[Given problem] State how many lines in the listing below include the word "what". Give nothing but the number.

[Records supplied]
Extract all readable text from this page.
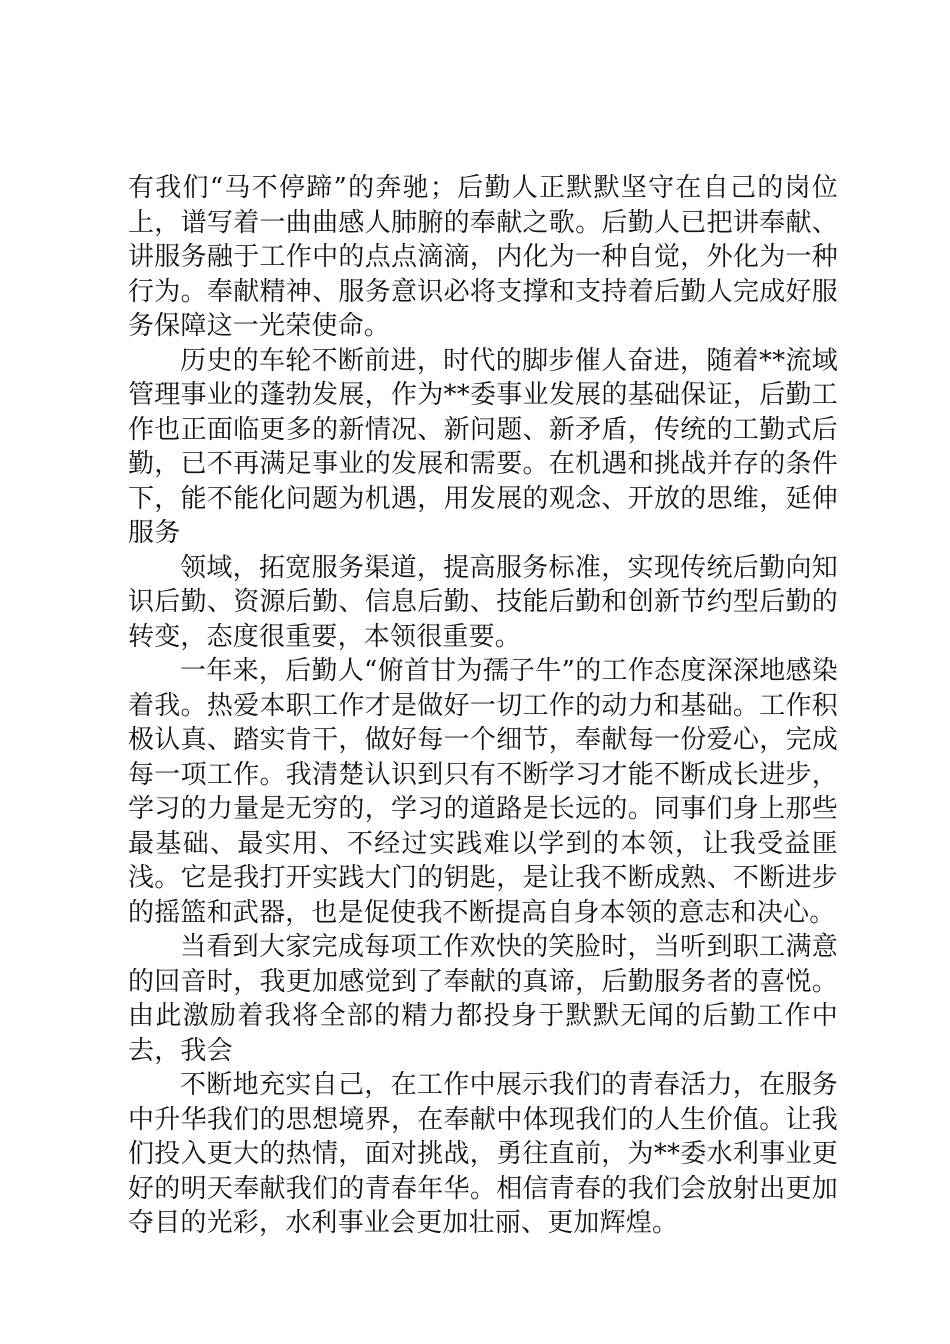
有我们“马不停蹄”的奔驰；后勤人正默默坚守在自己的岗位上，谱写着一曲曲感人肺腑的奉献之歌。后勤人已把讲奉献、讲服务融于工作中的点点滴滴，内化为一种自觉，外化为一种行为。奉献精神、服务意识必将支撑和支持着后勤人完成好服务保障这一光荣使命。

历史的车轮不断前进，时代的脚步催人奋进，随着**流域管理事业的蓬勃发展，作为**委事业发展的基础保证，后勤工作也正面临更多的新情况、新问题、新矛盾，传统的工勤式后勤，已不再满足事业的发展和需要。在机遇和挑战并存的条件下，能不能化问题为机遇，用发展的观念、开放的思维，延伸服务

领域，拓宽服务渠道，提高服务标准，实现传统后勤向知识后勤、资源后勤、信息后勤、技能后勤和创新节约型后勤的转变，态度很重要，本领很重要。

一年来，后勤人“俯首甘为孺子牛”的工作态度深深地感染着我。热爱本职工作才是做好一切工作的动力和基础。工作积极认真、踏实肯干，做好每一个细节，奉献每一份爱心，完成每一项工作。我清楚认识到只有不断学习才能不断成长进步，学习的力量是无穷的，学习的道路是长远的。同事们身上那些最基础、最实用、不经过实践难以学到的本领，让我受益匪浅。它是我打开实践大门的钥匙，是让我不断成熟、不断进步的摇篮和武器，也是促使我不断提高自身本领的意志和决心。

当看到大家完成每项工作欢快的笑脸时，当听到职工满意的回音时，我更加感觉到了奉献的真谛，后勤服务者的喜悦。由此激励着我将全部的精力都投身于默默无闻的后勤工作中去，我会

不断地充实自己，在工作中展示我们的青春活力，在服务中升华我们的思想境界，在奉献中体现我们的人生价值。让我们投入更大的热情，面对挑战，勇往直前，为**委水利事业更好的明天奉献我们的青春年华。相信青春的我们会放射出更加夺目的光彩，水利事业会更加壮丽、更加辉煌。
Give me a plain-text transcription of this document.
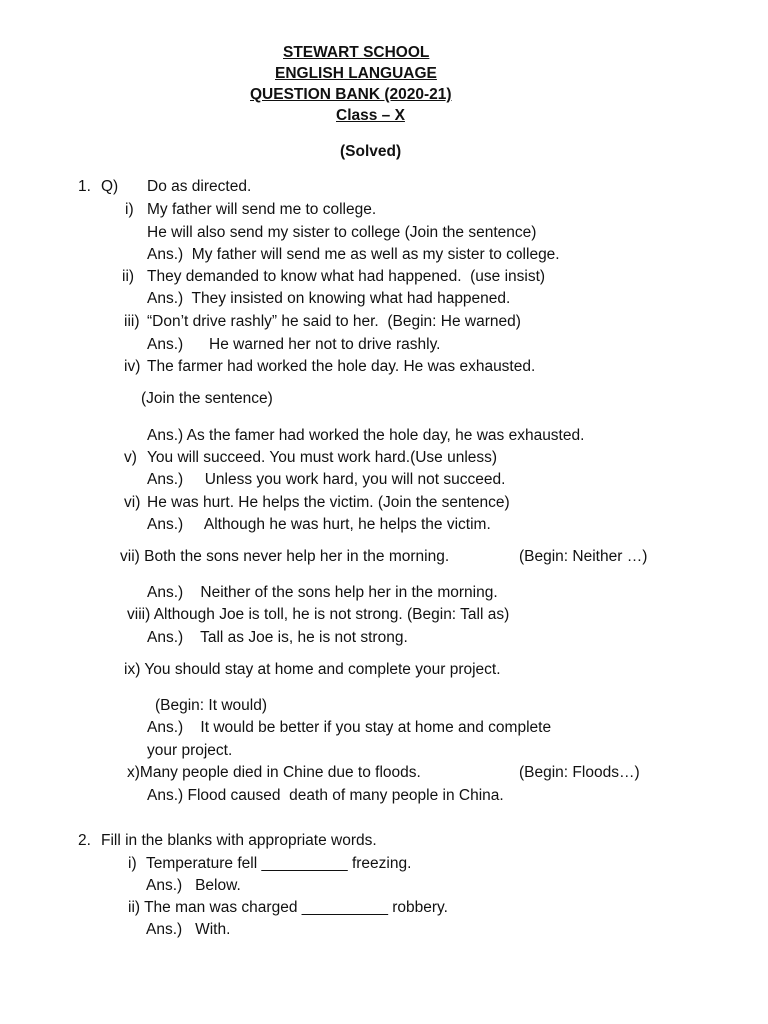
STEWART SCHOOL
ENGLISH LANGUAGE
QUESTION BANK (2020-21)
Class – X
(Solved)
1. Q) Do as directed.
i) My father will send me to college.
He will also send my sister to college (Join the sentence)
Ans.)  My father will send me as well as my sister to college.
ii) They demanded to know what had happened.  (use insist)
Ans.)  They insisted on knowing what had happened.
iii) “Don’t drive rashly” he said to her.  (Begin: He warned)
Ans.)      He warned her not to drive rashly.
iv) The farmer had worked the hole day. He was exhausted.
(Join the sentence)
Ans.) As the famer had worked the hole day, he was exhausted.
v) You will succeed. You must work hard.(Use unless)
Ans.)     Unless you work hard, you will not succeed.
vi) He was hurt. He helps the victim. (Join the sentence)
Ans.)     Although he was hurt, he helps the victim.
vii) Both the sons never help her in the morning.	(Begin: Neither …)
Ans.)    Neither of the sons help her in the morning.
viii) Although Joe is toll, he is not strong. (Begin: Tall as)
Ans.)    Tall as Joe is, he is not strong.
ix) You should stay at home and complete your project.
(Begin: It would)
Ans.)    It would be better if you stay at home and complete
your project.
x)Many people died in Chine due to floods.	(Begin: Floods…)
Ans.) Flood caused  death of many people in China.
2. Fill in the blanks with appropriate words.
i) Temperature fell __________ freezing.
Ans.)   Below.
ii) The man was charged __________ robbery.
Ans.)   With.
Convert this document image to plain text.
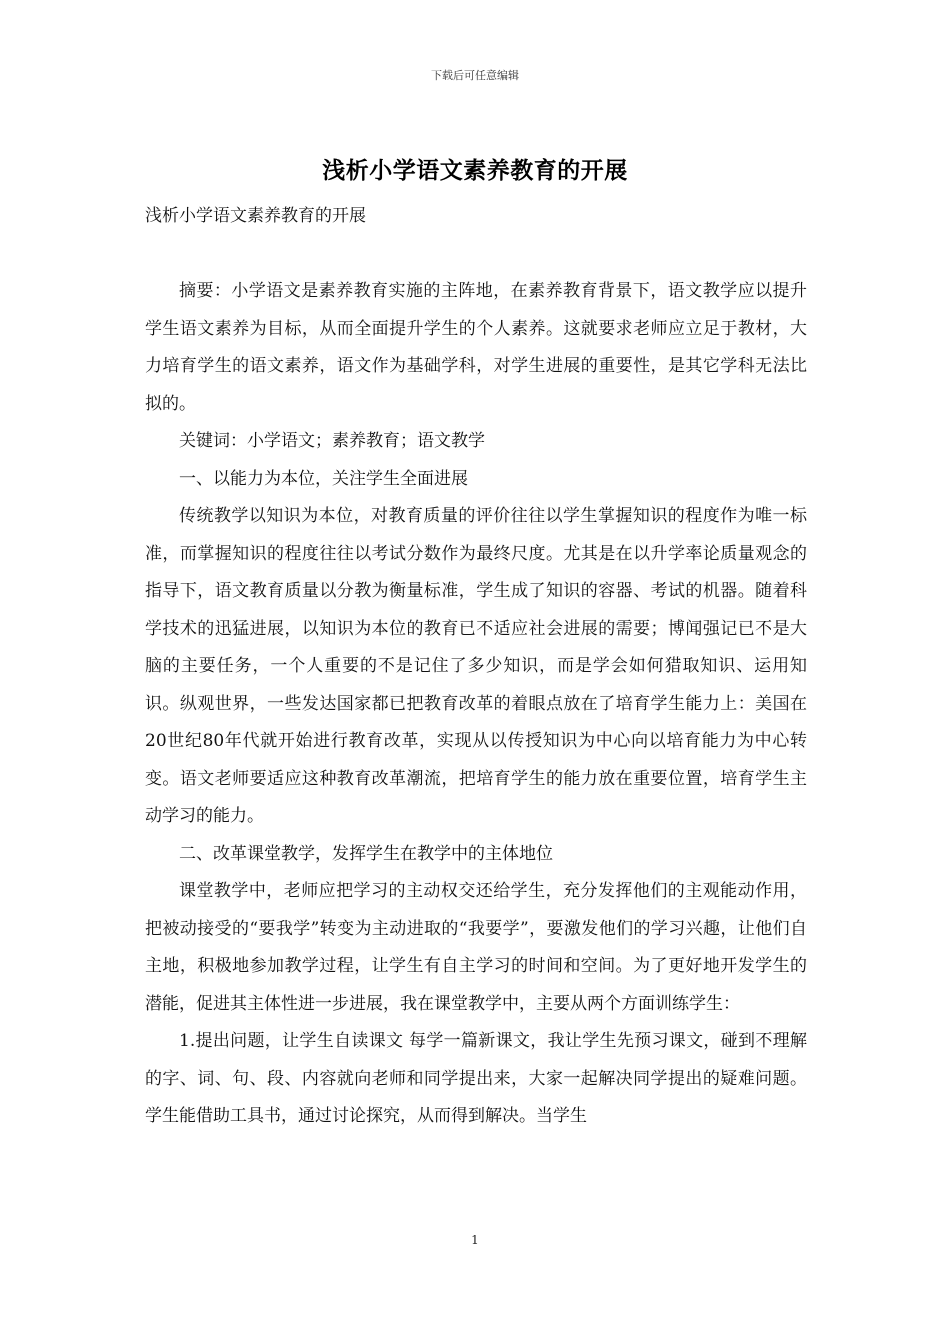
下载后可任意编辑
浅析小学语文素养教育的开展

浅析小学语文素养教育的开展

摘要：小学语文是素养教育实施的主阵地，在素养教育背景下，语文教学应以提升学生语文素养为目标，从而全面提升学生的个人素养。这就要求老师应立足于教材，大力培育学生的语文素养，语文作为基础学科，对学生进展的重要性，是其它学科无法比拟的。

关键词：小学语文；素养教育；语文教学

一、以能力为本位，关注学生全面进展

传统教学以知识为本位，对教育质量的评价往往以学生掌握知识的程度作为唯一标准，而掌握知识的程度往往以考试分数作为最终尺度。尤其是在以升学率论质量观念的指导下，语文教育质量以分教为衡量标准，学生成了知识的容器、考试的机器。随着科学技术的迅猛进展，以知识为本位的教育已不适应社会进展的需要；博闻强记已不是大脑的主要任务，一个人重要的不是记住了多少知识，而是学会如何猎取知识、运用知识。纵观世界，一些发达国家都已把教育改革的着眼点放在了培育学生能力上：美国在20世纪80年代就开始进行教育改革，实现从以传授知识为中心向以培育能力为中心转变。语文老师要适应这种教育改革潮流，把培育学生的能力放在重要位置，培育学生主动学习的能力。

二、改革课堂教学，发挥学生在教学中的主体地位

课堂教学中，老师应把学习的主动权交还给学生，充分发挥他们的主观能动作用，把被动接受的“要我学”转变为主动进取的“我要学”，要激发他们的学习兴趣，让他们自主地，积极地参加教学过程，让学生有自主学习的时间和空间。为了更好地开发学生的潜能，促进其主体性进一步进展，我在课堂教学中，主要从两个方面训练学生：

1.提出问题，让学生自读课文 每学一篇新课文，我让学生先预习课文，碰到不理解的字、词、句、段、内容就向老师和同学提出来，大家一起解决同学提出的疑难问题。学生能借助工具书，通过讨论探究，从而得到解决。当学生

1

[The answer] 2